- Source records:
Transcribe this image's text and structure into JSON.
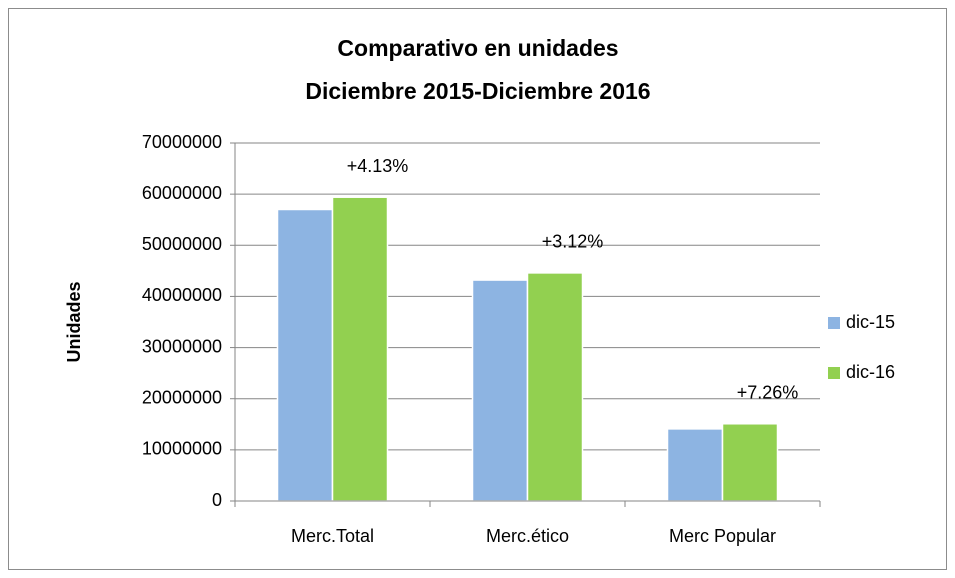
{
  "chart_data": {
    "type": "bar",
    "title": [
      "Comparativo en unidades",
      "Diciembre 2015-Diciembre 2016"
    ],
    "y_label": "Unidades",
    "categories": [
      "Merc.Total",
      "Merc.ético",
      "Merc Popular"
    ],
    "series": [
      {
        "name": "dic-15",
        "color": "#8db4e2",
        "values": [
          57000000,
          43200000,
          14100000
        ]
      },
      {
        "name": "dic-16",
        "color": "#92d050",
        "values": [
          59400000,
          44600000,
          15100000
        ]
      }
    ],
    "annotations": [
      "+4.13%",
      "+3.12%",
      "+7.26%"
    ],
    "ylim": [
      0,
      70000000
    ],
    "yticks": [
      0,
      10000000,
      20000000,
      30000000,
      40000000,
      50000000,
      60000000,
      70000000
    ],
    "grid": true,
    "legend": "right"
  }
}
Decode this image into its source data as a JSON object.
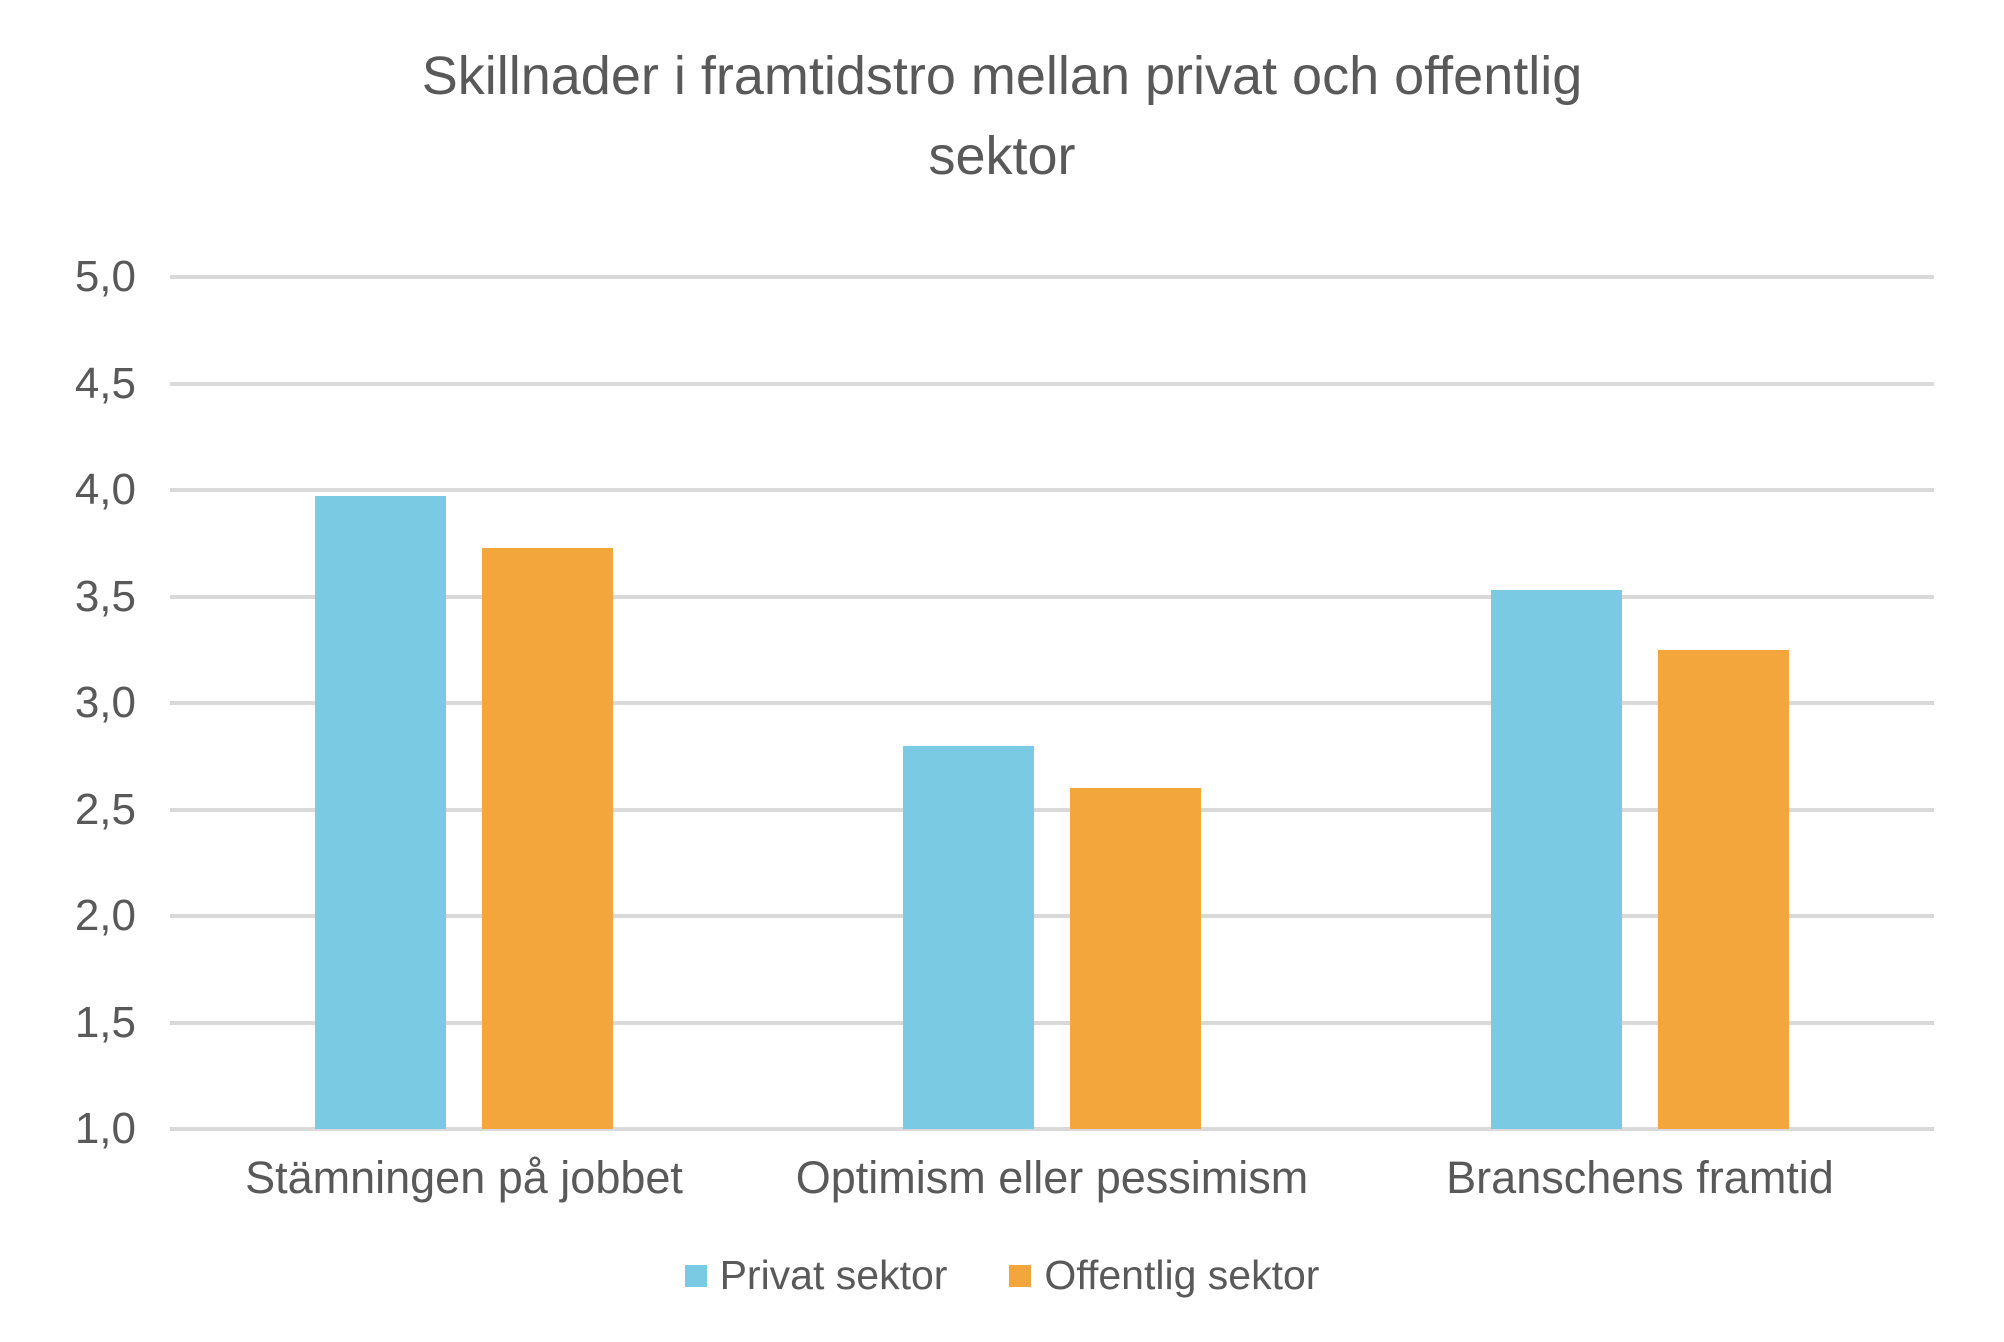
{
  "title_lines": [
    "Skillnader i framtidstro mellan privat och offentlig",
    "sektor"
  ],
  "chart_data": {
    "type": "bar",
    "title": "Skillnader i framtidstro mellan privat och offentlig sektor",
    "xlabel": "",
    "ylabel": "",
    "categories": [
      "Stämningen på jobbet",
      "Optimism eller pessimism",
      "Branschens framtid"
    ],
    "series": [
      {
        "name": "Privat sektor",
        "color": "#7ACAE4",
        "values": [
          3.97,
          2.8,
          3.53
        ]
      },
      {
        "name": "Offentlig sektor",
        "color": "#F2A63C",
        "values": [
          3.73,
          2.6,
          3.25
        ]
      }
    ],
    "ylim": [
      1.0,
      5.0
    ],
    "yticks": [
      1.0,
      1.5,
      2.0,
      2.5,
      3.0,
      3.5,
      4.0,
      4.5,
      5.0
    ],
    "ytick_labels": [
      "1,0",
      "1,5",
      "2,0",
      "2,5",
      "3,0",
      "3,5",
      "4,0",
      "4,5",
      "5,0"
    ],
    "grid": true,
    "legend_position": "bottom",
    "colors": {
      "text": "#595959",
      "gridline": "#D9D9D9",
      "background": "#FFFFFF"
    }
  }
}
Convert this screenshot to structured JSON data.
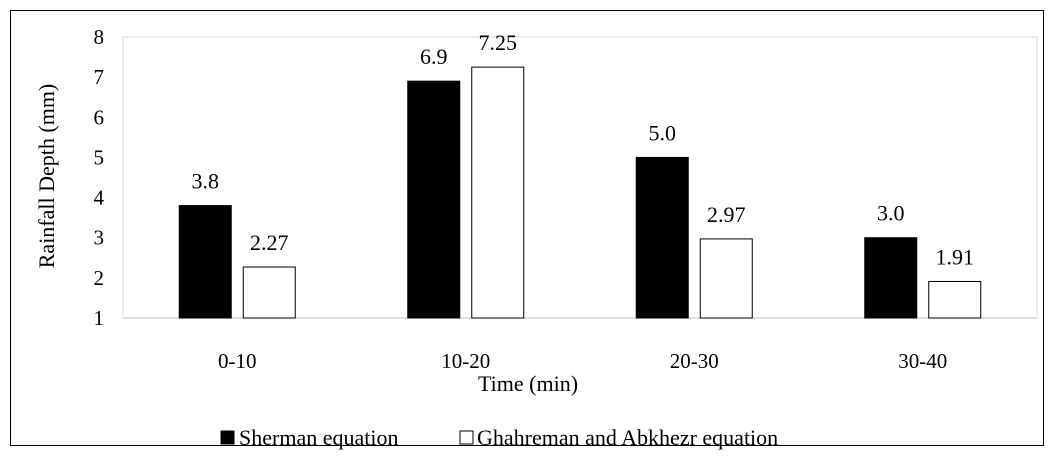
{
  "chart_data": {
    "type": "bar",
    "title": "",
    "xlabel": "Time (min)",
    "ylabel": "Rainfall Depth (mm)",
    "ylim": [
      1,
      8
    ],
    "yticks": [
      "1",
      "2",
      "3",
      "4",
      "5",
      "6",
      "7",
      "8"
    ],
    "categories": [
      "0-10",
      "10-20",
      "20-30",
      "30-40"
    ],
    "series": [
      {
        "name": "Sherman equation",
        "values": [
          3.8,
          6.9,
          5.0,
          3.0
        ],
        "labels": [
          "3.8",
          "6.9",
          "5.0",
          "3.0"
        ],
        "fill": "#000000"
      },
      {
        "name": "Ghahreman and Abkhezr equation",
        "values": [
          2.27,
          7.25,
          2.97,
          1.91
        ],
        "labels": [
          "2.27",
          "7.25",
          "2.97",
          "1.91"
        ],
        "fill": "#ffffff"
      }
    ],
    "grid": false,
    "legend_position": "bottom"
  }
}
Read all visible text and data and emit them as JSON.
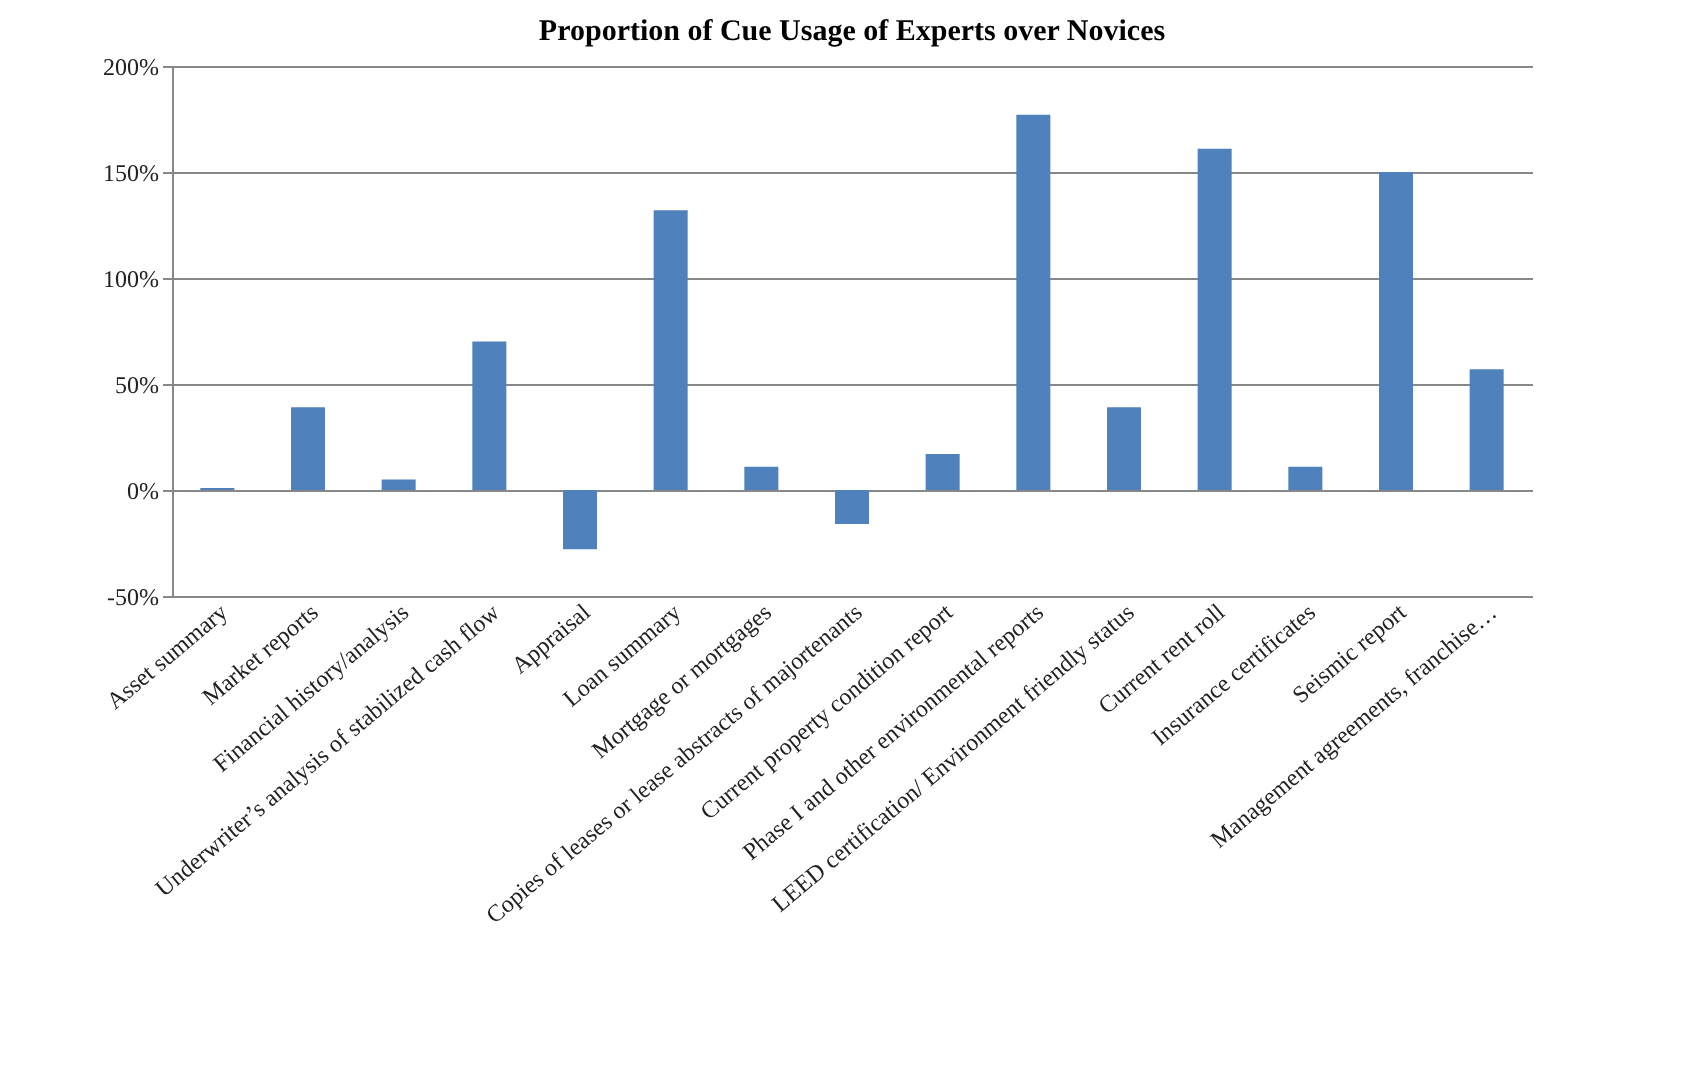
{
  "chart_data": {
    "type": "bar",
    "title": "Proportion of Cue Usage of Experts over Novices",
    "categories": [
      "Asset summary",
      "Market reports",
      "Financial history/analysis",
      "Underwriter’s analysis of stabilized cash flow",
      "Appraisal",
      "Loan summary",
      "Mortgage or mortgages",
      "Copies of leases or lease abstracts of majortenants",
      "Current property condition report",
      "Phase I and other environmental reports",
      "LEED certification/ Environment friendly status",
      "Current rent roll",
      "Insurance certificates",
      "Seismic report",
      "Management agreements, franchise…"
    ],
    "values": [
      1,
      39,
      5,
      70,
      -28,
      132,
      11,
      -16,
      17,
      177,
      39,
      161,
      11,
      150,
      57
    ],
    "color": "#4f81bd",
    "ylim": [
      -50,
      200
    ],
    "yticks": [
      {
        "value": -50,
        "label": "-50%"
      },
      {
        "value": 0,
        "label": "0%"
      },
      {
        "value": 50,
        "label": "50%"
      },
      {
        "value": 100,
        "label": "100%"
      },
      {
        "value": 150,
        "label": "150%"
      },
      {
        "value": 200,
        "label": "200%"
      }
    ],
    "grid": "y"
  }
}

- Stated goal: Quote the preceding records in their entirety, excluding every picture.

- Response to the exercise:
Transcribe this image's text and structure into JSON.
{
  "chart_data": {
    "type": "bar",
    "title": [
      "Comparativo en unidades",
      "Diciembre 2015-Diciembre 2016"
    ],
    "y_label": "Unidades",
    "categories": [
      "Merc.Total",
      "Merc.ético",
      "Merc Popular"
    ],
    "series": [
      {
        "name": "dic-15",
        "color": "#8db4e2",
        "values": [
          57000000,
          43200000,
          14100000
        ]
      },
      {
        "name": "dic-16",
        "color": "#92d050",
        "values": [
          59400000,
          44600000,
          15100000
        ]
      }
    ],
    "annotations": [
      "+4.13%",
      "+3.12%",
      "+7.26%"
    ],
    "ylim": [
      0,
      70000000
    ],
    "yticks": [
      0,
      10000000,
      20000000,
      30000000,
      40000000,
      50000000,
      60000000,
      70000000
    ],
    "grid": true,
    "legend": "right"
  }
}
Decode this image into its source data as a JSON object.
{
  "title_lines": [
    "Skillnader i framtidstro mellan privat och offentlig",
    "sektor"
  ],
  "chart_data": {
    "type": "bar",
    "title": "Skillnader i framtidstro mellan privat och offentlig sektor",
    "xlabel": "",
    "ylabel": "",
    "categories": [
      "Stämningen på jobbet",
      "Optimism eller pessimism",
      "Branschens framtid"
    ],
    "series": [
      {
        "name": "Privat sektor",
        "color": "#7ACAE4",
        "values": [
          3.97,
          2.8,
          3.53
        ]
      },
      {
        "name": "Offentlig sektor",
        "color": "#F2A63C",
        "values": [
          3.73,
          2.6,
          3.25
        ]
      }
    ],
    "ylim": [
      1.0,
      5.0
    ],
    "yticks": [
      1.0,
      1.5,
      2.0,
      2.5,
      3.0,
      3.5,
      4.0,
      4.5,
      5.0
    ],
    "ytick_labels": [
      "1,0",
      "1,5",
      "2,0",
      "2,5",
      "3,0",
      "3,5",
      "4,0",
      "4,5",
      "5,0"
    ],
    "grid": true,
    "legend_position": "bottom",
    "colors": {
      "text": "#595959",
      "gridline": "#D9D9D9",
      "background": "#FFFFFF"
    }
  }
}
Convert this screenshot to structured JSON data.
{
  "chart_data": {
    "type": "bar",
    "title": "",
    "xlabel": "Time (min)",
    "ylabel": "Rainfall Depth (mm)",
    "ylim": [
      1,
      8
    ],
    "yticks": [
      "1",
      "2",
      "3",
      "4",
      "5",
      "6",
      "7",
      "8"
    ],
    "categories": [
      "0-10",
      "10-20",
      "20-30",
      "30-40"
    ],
    "series": [
      {
        "name": "Sherman equation",
        "values": [
          3.8,
          6.9,
          5.0,
          3.0
        ],
        "labels": [
          "3.8",
          "6.9",
          "5.0",
          "3.0"
        ],
        "fill": "#000000"
      },
      {
        "name": "Ghahreman and Abkhezr equation",
        "values": [
          2.27,
          7.25,
          2.97,
          1.91
        ],
        "labels": [
          "2.27",
          "7.25",
          "2.97",
          "1.91"
        ],
        "fill": "#ffffff"
      }
    ],
    "grid": false,
    "legend_position": "bottom"
  }
}
Read all visible text and data and emit them as JSON.
{
  "chart_data": {
    "type": "bar",
    "title": "Proportion of Cue Usage of Experts over Novices",
    "categories": [
      "Asset summary",
      "Market reports",
      "Financial history/analysis",
      "Underwriter’s analysis of stabilized cash flow",
      "Appraisal",
      "Loan summary",
      "Mortgage or mortgages",
      "Copies of leases or lease abstracts of majortenants",
      "Current property condition report",
      "Phase I and other environmental reports",
      "LEED certification/ Environment friendly status",
      "Current rent roll",
      "Insurance certificates",
      "Seismic report",
      "Management agreements, franchise…"
    ],
    "values": [
      1,
      39,
      5,
      70,
      -28,
      132,
      11,
      -16,
      17,
      177,
      39,
      161,
      11,
      150,
      57
    ],
    "color": "#4f81bd",
    "ylim": [
      -50,
      200
    ],
    "yticks": [
      {
        "value": -50,
        "label": "-50%"
      },
      {
        "value": 0,
        "label": "0%"
      },
      {
        "value": 50,
        "label": "50%"
      },
      {
        "value": 100,
        "label": "100%"
      },
      {
        "value": 150,
        "label": "150%"
      },
      {
        "value": 200,
        "label": "200%"
      }
    ],
    "grid": "y"
  }
}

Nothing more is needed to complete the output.